Start of Given passage

The Joint Commission and NQF have announced the 2024 Eisenberg Award recipients, recognizing national, local, and individual achievements in patient safety and healthcare quality.


The Joint Commission and the National Quality Forum (NQF) have named the recipients of the 2024 John M. Eisenberg Patient Safety and Quality Awards, which recognize major contributions to improving healthcare safety and outcomes.

Awards are presented in three categories, and winners are selected by a panel of national patient safety and quality experts. The 2024 honorees are:

  • National Level Innovation in Patient Safety and Quality: CommonSpirit Health, Chicago, for its innovative approach to achieving and sustaining clinical excellence
  • Local Level Innovation in Patient Safety and Quality: Parkland Health, Dallas, for identifying and preventing missed opportunities for diagnosis
  • Individual Achievement: Elliott K. Main, MD, clinical professor of obstetrics and gynecology at Stanford University School of Medicine, Stanford, California

The awards, established in 2002, honor the legacy of John M. Eisenberg, MD, MBA, a former administrator of the Agency for Healthcare Research and Quality and a founding NQF board member.

“CommonSpirit Health, Parkland Health and Dr Elliott K. Main are proving what’s possible when a commitment to patient safety and quality is applied to new, innovative ways of approaching challenges that are facing our industry,” says Jonathan B. Perlin, MD, PhD, president and chief executive officer, The Joint Commission and Joint Commission International, in a release. “By working toward a future where patients and staff everywhere experience the safest, highest quality care across all healthcare settings, the recipients of the 2024 Eisenberg Awards are setting new benchmarks and inspiring future leaders to advance innovation in safety and quality.”

Recognizing Systemwide Improvements in Care

CommonSpirit Health was honored for implementing an innovative approach to achieving and sustaining clinical excellence. By utilizing quality and patient safety measures to identify improvement opportunities, CommonSpirit prioritized three key areas: heart failure, maternal hypertension, and catheter-associated urinary tract infections. 

After implementing an eight-step quality improvement model and an advanced technology suite, CommonSpirit achieved improvements in hospital mortality rates, heart failure mortality, and disparities in care. Its virtually integrated care model embeds virtual nurses into hospital care teams at many of its locations to mentor new staff, reduce workload, manage care transitions, and cultivate collaborative patient care. Their efforts have led to improved care for more than 409,130 patients over three years and prevented more than 2,700 harm events across 99 acute care hospitals.

End of Given passage

[Task details]:
Extend the article on the 2024 Eisenberg Award recipients, picking up after its last sentence. The lines after this article aren't needed for the work here.

Start of Data for analysis

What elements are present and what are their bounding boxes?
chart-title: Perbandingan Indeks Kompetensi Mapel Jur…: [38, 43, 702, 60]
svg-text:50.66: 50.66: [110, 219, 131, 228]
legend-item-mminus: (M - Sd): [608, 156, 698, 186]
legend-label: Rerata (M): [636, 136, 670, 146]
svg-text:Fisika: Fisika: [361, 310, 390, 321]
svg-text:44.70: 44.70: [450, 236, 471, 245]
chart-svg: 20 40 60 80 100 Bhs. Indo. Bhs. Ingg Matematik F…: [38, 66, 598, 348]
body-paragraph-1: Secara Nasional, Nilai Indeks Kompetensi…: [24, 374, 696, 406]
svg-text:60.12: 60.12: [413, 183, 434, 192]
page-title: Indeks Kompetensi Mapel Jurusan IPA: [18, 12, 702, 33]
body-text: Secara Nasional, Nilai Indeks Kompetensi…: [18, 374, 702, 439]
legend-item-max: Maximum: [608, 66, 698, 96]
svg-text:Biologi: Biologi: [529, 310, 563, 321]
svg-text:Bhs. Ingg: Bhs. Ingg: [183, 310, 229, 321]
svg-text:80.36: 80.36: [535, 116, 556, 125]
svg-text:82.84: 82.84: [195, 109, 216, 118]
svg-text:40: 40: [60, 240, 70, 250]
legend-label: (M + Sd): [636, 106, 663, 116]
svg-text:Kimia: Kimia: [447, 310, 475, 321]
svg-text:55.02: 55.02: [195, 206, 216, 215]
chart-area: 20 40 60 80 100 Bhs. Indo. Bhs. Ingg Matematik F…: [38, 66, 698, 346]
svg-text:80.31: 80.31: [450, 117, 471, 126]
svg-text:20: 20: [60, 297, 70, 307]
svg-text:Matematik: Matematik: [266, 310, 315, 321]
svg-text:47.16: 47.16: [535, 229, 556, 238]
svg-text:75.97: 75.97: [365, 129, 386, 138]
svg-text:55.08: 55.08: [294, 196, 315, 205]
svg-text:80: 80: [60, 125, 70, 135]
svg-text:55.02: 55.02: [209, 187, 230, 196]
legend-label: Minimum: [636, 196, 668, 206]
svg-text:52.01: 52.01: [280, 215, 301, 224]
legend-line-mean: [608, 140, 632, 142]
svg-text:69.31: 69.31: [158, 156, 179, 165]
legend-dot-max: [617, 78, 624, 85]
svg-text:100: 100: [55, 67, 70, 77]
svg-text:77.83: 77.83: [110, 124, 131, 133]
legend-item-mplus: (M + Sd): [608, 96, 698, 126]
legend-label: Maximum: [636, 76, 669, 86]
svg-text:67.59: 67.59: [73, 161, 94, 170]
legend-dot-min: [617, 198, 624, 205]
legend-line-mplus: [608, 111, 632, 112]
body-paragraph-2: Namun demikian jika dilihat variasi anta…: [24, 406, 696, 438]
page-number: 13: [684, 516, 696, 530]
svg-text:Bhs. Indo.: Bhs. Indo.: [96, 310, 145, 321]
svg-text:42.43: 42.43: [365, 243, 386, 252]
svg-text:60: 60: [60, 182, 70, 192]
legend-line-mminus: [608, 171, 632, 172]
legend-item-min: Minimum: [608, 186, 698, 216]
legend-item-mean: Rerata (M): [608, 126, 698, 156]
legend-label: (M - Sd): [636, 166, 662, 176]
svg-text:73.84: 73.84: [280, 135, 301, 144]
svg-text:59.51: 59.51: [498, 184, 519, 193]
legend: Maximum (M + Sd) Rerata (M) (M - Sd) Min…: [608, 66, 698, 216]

End of Data for analysis

[Response area]:
Improving Diagnosis Through Data and AI

Parkland Health was honored for developing a surveillance program to address missed opportunities for diagnosis. Initially focused on tracking delayed imaging findings, the program evolved to manage six high-risk diagnostic scenarios through a centralized digital health center. Key innovations include an AI language model that achieved 97.2% accuracy in identifying delayed imaging findings, a population health management tool, bilingual staff trained in motivational interviewing, and the integration of social workers. 

Parkland’s efforts delivered improvements for its patients:

  • Achieved completed recommended follow-up studies in 91% of patients with abnormal imaging studies, with 4.3% of completed cases being found to have cancer and 3% to have a medical issue requiring surgical intervention.
  • Delays in overdue imaging surveillance findings decreased from 17% to 9%.
  • Follow-up rates for abnormal mammograms improved from 83% to 87%.
  • Abnormal tumor marker follow-up gaps decreased by 27%.

A Career Spent Advancing Maternal Health

Elliott K. Main, MD, clinical professor of obstetrics and gynecology at Stanford University School of Medicine, is a national leader in maternal quality and safety, directing programs at the hospital, health system, state, and national levels. Among his accomplishments, he co-founded state and national-level quality improvement collaboratives for maternal health, including the California Maternal Quality Care Collaborative, which became the model for large-scale maternal quality improvement learning collaboratives. 

Nationally, he led the formation of the Alliance for Innovation on Maternal Health and has aided the development of state perinatal quality collaboratives across 49 states. Main led research to establish four national perinatal care metrics used in both Joint Commission and Centers for Medicare and Medicaid Services programs. He also led the development of widely adopted obstetric quality improvement toolkits and national safety bundles. At the state level, he led the creation of the Maternal Data Center, which provides timely and low-burden outcome data and analysis to hospitals across California, Oregon, and Washington.

The 2024 Eisenberg Award winners will be recognized at UNIFY 2025: Convening for Quality, to be held Sept. 16-17 in Washington, DC. Their work will also be profiled in a special issue of The Joint Commission Journal on Quality and Patient Safety later this year.